**Problem details:**
Repeat the data verbatim.

**Records supplied:**
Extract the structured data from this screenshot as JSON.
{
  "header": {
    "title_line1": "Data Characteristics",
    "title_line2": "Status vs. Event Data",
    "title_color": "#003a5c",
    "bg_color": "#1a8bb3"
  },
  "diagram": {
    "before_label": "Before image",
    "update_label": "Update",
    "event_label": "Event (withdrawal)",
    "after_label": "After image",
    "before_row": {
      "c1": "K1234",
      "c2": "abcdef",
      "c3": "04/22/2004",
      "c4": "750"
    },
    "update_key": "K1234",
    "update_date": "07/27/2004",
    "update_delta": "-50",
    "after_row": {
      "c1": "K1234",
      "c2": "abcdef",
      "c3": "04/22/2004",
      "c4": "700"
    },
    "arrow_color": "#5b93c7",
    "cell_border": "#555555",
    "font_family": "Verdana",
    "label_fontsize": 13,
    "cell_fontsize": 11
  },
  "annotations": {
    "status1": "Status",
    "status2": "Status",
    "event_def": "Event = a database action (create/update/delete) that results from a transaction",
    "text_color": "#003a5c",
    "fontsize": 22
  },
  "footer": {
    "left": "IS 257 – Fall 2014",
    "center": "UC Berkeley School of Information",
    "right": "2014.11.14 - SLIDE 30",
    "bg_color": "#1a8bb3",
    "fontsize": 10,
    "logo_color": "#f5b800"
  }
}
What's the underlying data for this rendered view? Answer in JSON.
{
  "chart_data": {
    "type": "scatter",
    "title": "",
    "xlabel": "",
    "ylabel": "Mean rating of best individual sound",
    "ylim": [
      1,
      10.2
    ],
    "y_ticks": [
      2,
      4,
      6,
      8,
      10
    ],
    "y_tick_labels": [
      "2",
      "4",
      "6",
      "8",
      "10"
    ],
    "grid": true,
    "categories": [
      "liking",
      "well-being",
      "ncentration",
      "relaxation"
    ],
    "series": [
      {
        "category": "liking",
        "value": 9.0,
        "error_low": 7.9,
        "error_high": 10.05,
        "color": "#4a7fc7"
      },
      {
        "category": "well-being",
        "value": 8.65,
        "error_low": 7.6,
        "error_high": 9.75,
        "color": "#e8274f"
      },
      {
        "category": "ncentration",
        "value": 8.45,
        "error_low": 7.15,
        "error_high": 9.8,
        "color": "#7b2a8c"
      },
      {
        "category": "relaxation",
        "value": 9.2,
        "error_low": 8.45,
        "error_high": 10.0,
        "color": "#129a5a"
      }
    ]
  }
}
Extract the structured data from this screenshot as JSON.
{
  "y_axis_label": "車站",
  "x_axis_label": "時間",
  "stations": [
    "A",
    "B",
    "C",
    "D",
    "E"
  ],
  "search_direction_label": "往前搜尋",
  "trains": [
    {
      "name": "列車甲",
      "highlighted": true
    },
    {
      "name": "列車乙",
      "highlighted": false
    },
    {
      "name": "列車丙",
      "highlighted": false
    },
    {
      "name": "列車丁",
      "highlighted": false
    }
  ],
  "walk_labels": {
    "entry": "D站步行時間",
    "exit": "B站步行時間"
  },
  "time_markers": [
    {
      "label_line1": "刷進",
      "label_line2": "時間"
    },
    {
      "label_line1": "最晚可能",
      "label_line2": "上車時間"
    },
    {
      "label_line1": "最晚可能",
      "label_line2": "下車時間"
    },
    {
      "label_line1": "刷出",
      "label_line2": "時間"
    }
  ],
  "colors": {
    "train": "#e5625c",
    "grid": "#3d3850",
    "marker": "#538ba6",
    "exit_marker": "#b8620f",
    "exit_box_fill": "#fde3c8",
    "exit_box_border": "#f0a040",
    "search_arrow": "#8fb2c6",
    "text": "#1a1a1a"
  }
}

**Response below:**
Extract the structured data from this screenshot as JSON.
{
  "header": {
    "title_line1": "Data Characteristics",
    "title_line2": "Status vs. Event Data",
    "title_color": "#003a5c",
    "bg_color": "#1a8bb3"
  },
  "diagram": {
    "before_label": "Before image",
    "update_label": "Update",
    "event_label": "Event (withdrawal)",
    "after_label": "After image",
    "before_row": {
      "c1": "K1234",
      "c2": "abcdef",
      "c3": "04/22/2004",
      "c4": "750"
    },
    "update_key": "K1234",
    "update_date": "07/27/2004",
    "update_delta": "-50",
    "after_row": {
      "c1": "K1234",
      "c2": "abcdef",
      "c3": "04/22/2004",
      "c4": "700"
    },
    "arrow_color": "#5b93c7",
    "cell_border": "#555555",
    "font_family": "Verdana",
    "label_fontsize": 13,
    "cell_fontsize": 11
  },
  "annotations": {
    "status1": "Status",
    "status2": "Status",
    "event_def": "Event = a database action (create/update/delete) that results from a transaction",
    "text_color": "#003a5c",
    "fontsize": 22
  },
  "footer": {
    "left": "IS 257 – Fall 2014",
    "center": "UC Berkeley School of Information",
    "right": "2014.11.14 - SLIDE 30",
    "bg_color": "#1a8bb3",
    "fontsize": 10,
    "logo_color": "#f5b800"
  }
}
What's the underlying data for this rendered view? Answer in JSON.
{
  "chart_data": {
    "type": "scatter",
    "title": "",
    "xlabel": "",
    "ylabel": "Mean rating of best individual sound",
    "ylim": [
      1,
      10.2
    ],
    "y_ticks": [
      2,
      4,
      6,
      8,
      10
    ],
    "y_tick_labels": [
      "2",
      "4",
      "6",
      "8",
      "10"
    ],
    "grid": true,
    "categories": [
      "liking",
      "well-being",
      "ncentration",
      "relaxation"
    ],
    "series": [
      {
        "category": "liking",
        "value": 9.0,
        "error_low": 7.9,
        "error_high": 10.05,
        "color": "#4a7fc7"
      },
      {
        "category": "well-being",
        "value": 8.65,
        "error_low": 7.6,
        "error_high": 9.75,
        "color": "#e8274f"
      },
      {
        "category": "ncentration",
        "value": 8.45,
        "error_low": 7.15,
        "error_high": 9.8,
        "color": "#7b2a8c"
      },
      {
        "category": "relaxation",
        "value": 9.2,
        "error_low": 8.45,
        "error_high": 10.0,
        "color": "#129a5a"
      }
    ]
  }
}
Extract the structured data from this screenshot as JSON.
{
  "y_axis_label": "車站",
  "x_axis_label": "時間",
  "stations": [
    "A",
    "B",
    "C",
    "D",
    "E"
  ],
  "search_direction_label": "往前搜尋",
  "trains": [
    {
      "name": "列車甲",
      "highlighted": true
    },
    {
      "name": "列車乙",
      "highlighted": false
    },
    {
      "name": "列車丙",
      "highlighted": false
    },
    {
      "name": "列車丁",
      "highlighted": false
    }
  ],
  "walk_labels": {
    "entry": "D站步行時間",
    "exit": "B站步行時間"
  },
  "time_markers": [
    {
      "label_line1": "刷進",
      "label_line2": "時間"
    },
    {
      "label_line1": "最晚可能",
      "label_line2": "上車時間"
    },
    {
      "label_line1": "最晚可能",
      "label_line2": "下車時間"
    },
    {
      "label_line1": "刷出",
      "label_line2": "時間"
    }
  ],
  "colors": {
    "train": "#e5625c",
    "grid": "#3d3850",
    "marker": "#538ba6",
    "exit_marker": "#b8620f",
    "exit_box_fill": "#fde3c8",
    "exit_box_border": "#f0a040",
    "search_arrow": "#8fb2c6",
    "text": "#1a1a1a"
  }
}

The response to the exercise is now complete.